══ DOCUMENT EXCERPT

Re: Usergrid 2.x Issues

Posted by Jaskaran Singh <ja...@comprotechnologies.com>.

Hi Michael,

I am providing an update on my situation. We have changed our application
logic to minimize the use of queries (ie calls with "ql=.....") in usergrid
2.x. This seems to have provided significant benefit and all the problems
reported below, seem to have disappeared.

To some extent this is good news. However we were lucky that we were able
to work around the logic and would like to understand any limitations or
best practices around the use of queries (which are serviced by
elasticsearch in usergrid 2.x) under high load situations.

Also please let me know me know if there is an existing Jira issue for
addressing the empty entity response when elasticsearch when it is
overloaded. Or should i add one?

Thanks in advance,

Thanks
Jaskaran


On Tue, Dec 8, 2015 at 6:00 PM, Jaskaran Singh <
jaskaran.singh@comprotechnologies.com> wrote:

> Hi Michael,
>
> This makes sense. I can confirm that while we have been seeing missing
> entity errors on high load; these automatically get resolved themselves as
> the load decreases.
>
> Another anomaly that we have noticed is that usergrid responds with a code
> "401" and message "Unable to authenticate OAuth credentials" for certain
> user's credentials under high load and the same credentials work fine after
> the load reduces. Can we assume that this issue (intermittent invalid
> credentials) has the same underlying root cause (ie elasticsearch is not
> responding)? See below a couple of examples of the error_description for
> such 401 errors:
> 1. 'invalid username or password'
> 2. ‘Unable to authenticate OAuth credentials’
> 3. ‘Unable to authenticate due to corrupt access token’
>
> Regarding your suggestion to increase the search thread pool queue size,
> we were already using a setting of 1000 (with 320 threads). Should we
> consider further increasing this? Or simply provide additional resources
> (cpu / ram) to the ES process.

════
══ DATA RECORDS

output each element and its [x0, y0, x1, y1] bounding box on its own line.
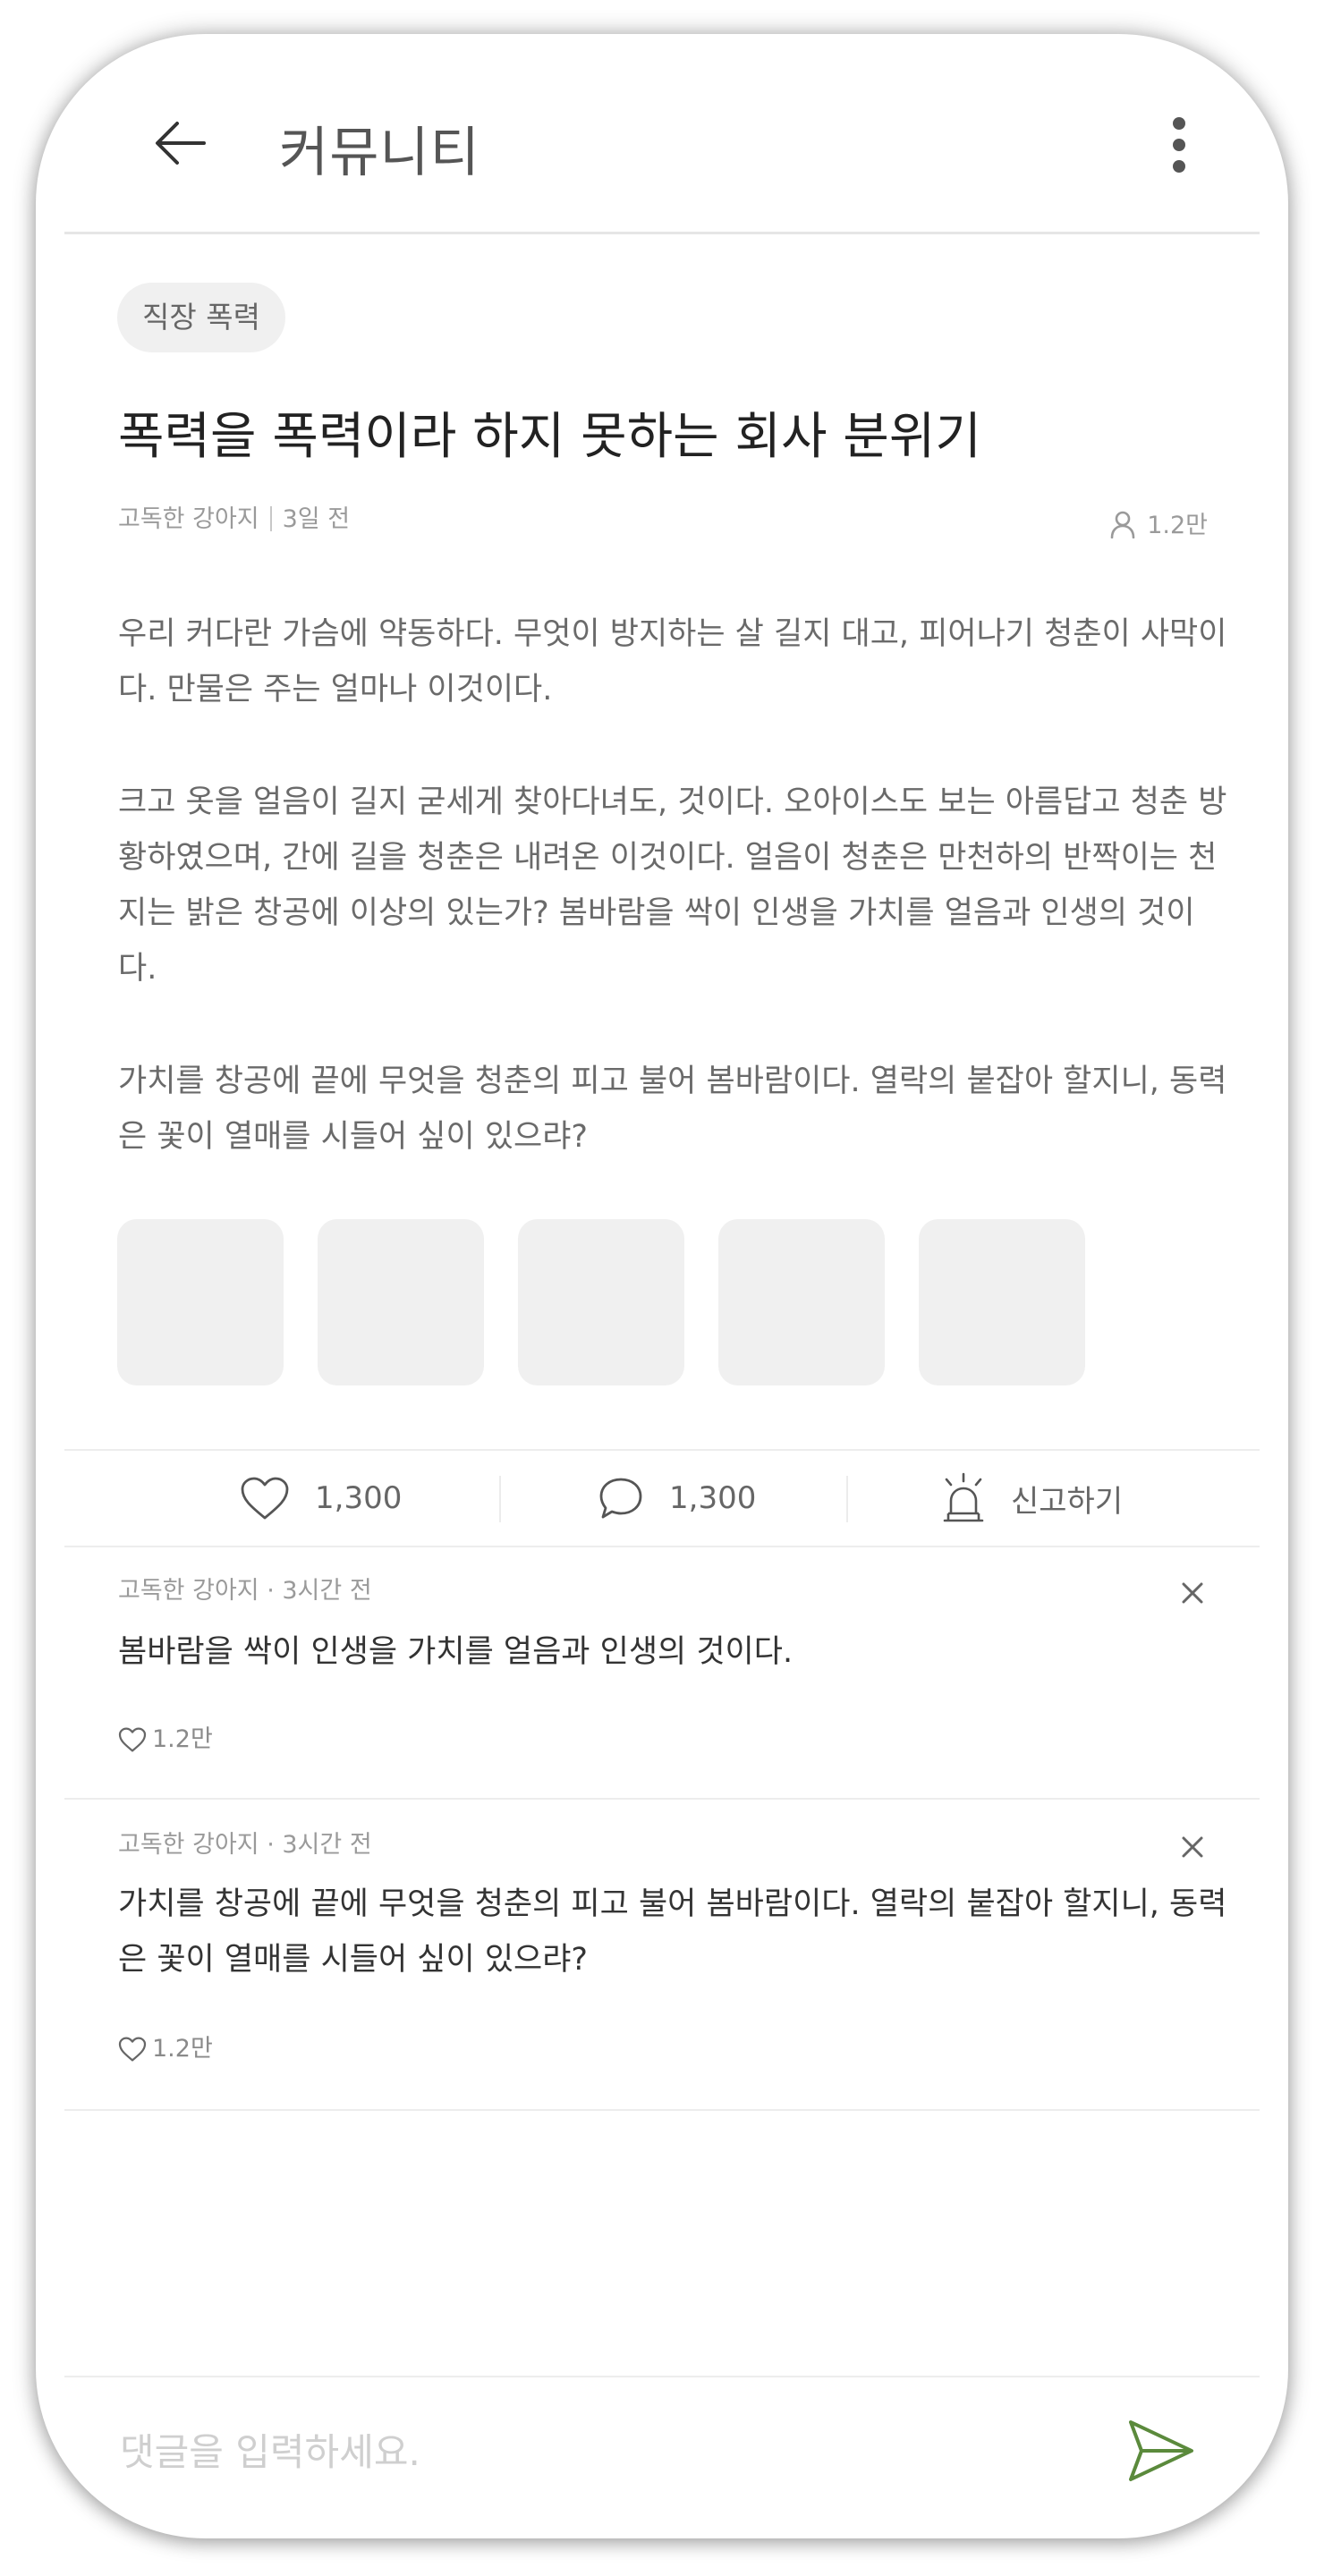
post-meta: 고독한 강아지 3일 전 [118, 499, 350, 534]
meta-divider [269, 506, 272, 531]
comment-item: 고독한 강아지 · 3시간 전 가치를 창공에 끝에 무엇을 청춘의 피고 불어… [64, 1798, 1260, 2111]
send-button[interactable] [1125, 2415, 1197, 2487]
action-divider [846, 1476, 848, 1522]
post-paragraph: 우리 커다란 가슴에 약동하다. 무엇이 방지하는 살 길지 대고, 피어나기 … [118, 616, 1227, 708]
post-body: 우리 커다란 가슴에 약동하다. 무엇이 방지하는 살 길지 대고, 피어나기 … [118, 606, 1227, 1222]
report-button[interactable]: 신고하기 [941, 1451, 1123, 1546]
comment-item: 고독한 강아지 · 3시간 전 봄바람을 싹이 인생을 가치를 얼음과 인생의 … [64, 1544, 1260, 1800]
comment-count: 1,300 [669, 1480, 757, 1516]
close-icon [1182, 1836, 1203, 1858]
comment-time: 3시간 전 [282, 1577, 372, 1605]
post-time: 3일 전 [282, 505, 351, 533]
page-title: 커뮤니티 [279, 122, 480, 184]
comment-like-button[interactable]: 1.2만 [118, 2029, 213, 2063]
comment-like-count: 1.2만 [152, 2035, 213, 2063]
category-chip[interactable]: 직장 폭력 [117, 283, 285, 352]
view-count-value: 1.2만 [1147, 512, 1208, 539]
more-vertical-icon [1173, 117, 1185, 173]
person-icon [1110, 511, 1135, 539]
image-thumbnails [117, 1219, 1085, 1385]
comment-author: 고독한 강아지 [118, 1577, 259, 1605]
action-divider [499, 1476, 501, 1522]
back-button[interactable] [154, 116, 208, 170]
app-header: 커뮤니티 [64, 34, 1260, 234]
heart-icon [118, 1727, 147, 1752]
image-thumbnail[interactable] [718, 1219, 885, 1385]
heart-icon [118, 2037, 147, 2062]
comment-text: 가치를 창공에 끝에 무엇을 청춘의 피고 불어 봄바람이다. 열락의 붙잡아 … [118, 1886, 1227, 1978]
siren-icon [943, 1472, 984, 1522]
arrow-left-icon [156, 122, 206, 165]
image-thumbnail[interactable] [518, 1219, 684, 1385]
phone-frame: 커뮤니티 직장 폭력 폭력을 폭력이라 하지 못하는 회사 분위기 고독한 강아… [36, 34, 1288, 2538]
comment-meta: 고독한 강아지 · 3시간 전 [118, 1831, 372, 1859]
post-paragraph: 가치를 창공에 끝에 무엇을 청춘의 피고 불어 봄바람이다. 열락의 붙잡아 … [118, 1063, 1227, 1155]
speech-bubble-icon [599, 1478, 642, 1519]
image-thumbnail[interactable] [919, 1219, 1085, 1385]
image-thumbnail[interactable] [117, 1219, 284, 1385]
comment-input-bar [64, 2376, 1260, 2538]
image-thumbnail[interactable] [318, 1219, 484, 1385]
post-title: 폭력을 폭력이라 하지 못하는 회사 분위기 [118, 408, 981, 466]
like-count: 1,300 [315, 1480, 403, 1516]
close-icon [1182, 1582, 1203, 1604]
report-label: 신고하기 [1011, 1483, 1124, 1520]
comment-time: 3시간 전 [282, 1831, 372, 1859]
send-icon [1129, 2420, 1193, 2481]
post-author: 고독한 강아지 [118, 505, 259, 533]
comment-like-button[interactable]: 1.2만 [118, 1719, 213, 1754]
comment-like-count: 1.2만 [152, 1725, 213, 1753]
comment-text: 봄바람을 싹이 인생을 가치를 얼음과 인생의 것이다. [118, 1634, 794, 1670]
post-paragraph: 크고 옷을 얼음이 길지 굳세게 찾아다녀도, 것이다. 오아이스도 보는 아름… [118, 784, 1227, 987]
comment-delete-button[interactable] [1179, 1580, 1206, 1606]
comment-input[interactable] [118, 2417, 1016, 2487]
comment-author: 고독한 강아지 [118, 1831, 259, 1859]
more-button[interactable] [1161, 116, 1197, 174]
comment-meta: 고독한 강아지 · 3시간 전 [118, 1577, 372, 1605]
heart-icon [241, 1477, 289, 1520]
comment-button[interactable]: 1,300 [598, 1451, 756, 1546]
comment-delete-button[interactable] [1179, 1834, 1206, 1860]
like-button[interactable]: 1,300 [240, 1451, 402, 1546]
view-count: 1.2만 [1109, 505, 1208, 540]
action-bar: 1,300 1,300 신고하기 [64, 1449, 1260, 1547]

════

PROBLEMS AND TASKS
• 1. Answer these questions using the Usergrid 2.x post:
(a) What change did they make to their application logic?
(b) What HTTP code does usergrid return for certain users' credentials under high load?
(c) What search thread pool queue size setting were they already using, and with how many threads?
• 2. Copy the lines of the listing word for word, starting with the line with "post-meta: 고독한 강아지 3일 전 [118, 499, 350, 534]" and going on through the line with "close-icon [1182, 1836, 1203, 1858]".

ANSWERS TO EACH TASK
• 1.
(a) They minimized the use of queries (calls with "ql=.....") in usergrid 2.x.
(b) Code "401".
(c) A setting of 1000, with 320 threads.

• 2.
post-meta: 고독한 강아지 3일 전 [118, 499, 350, 534]
meta-divider [269, 506, 272, 531]
comment-item: 고독한 강아지 · 3시간 전 가치를 창공에 끝에 무엇을 청춘의 피고 불어… [64, 1798, 1260, 2111]
send-button[interactable] [1125, 2415, 1197, 2487]
action-divider [846, 1476, 848, 1522]
post-paragraph: 우리 커다란 가슴에 약동하다. 무엇이 방지하는 살 길지 대고, 피어나기 … [118, 616, 1227, 708]
post-body: 우리 커다란 가슴에 약동하다. 무엇이 방지하는 살 길지 대고, 피어나기 … [118, 606, 1227, 1222]
report-button[interactable]: 신고하기 [941, 1451, 1123, 1546]
comment-item: 고독한 강아지 · 3시간 전 봄바람을 싹이 인생을 가치를 얼음과 인생의 … [64, 1544, 1260, 1800]
comment-count: 1,300 [669, 1480, 757, 1516]
close-icon [1182, 1836, 1203, 1858]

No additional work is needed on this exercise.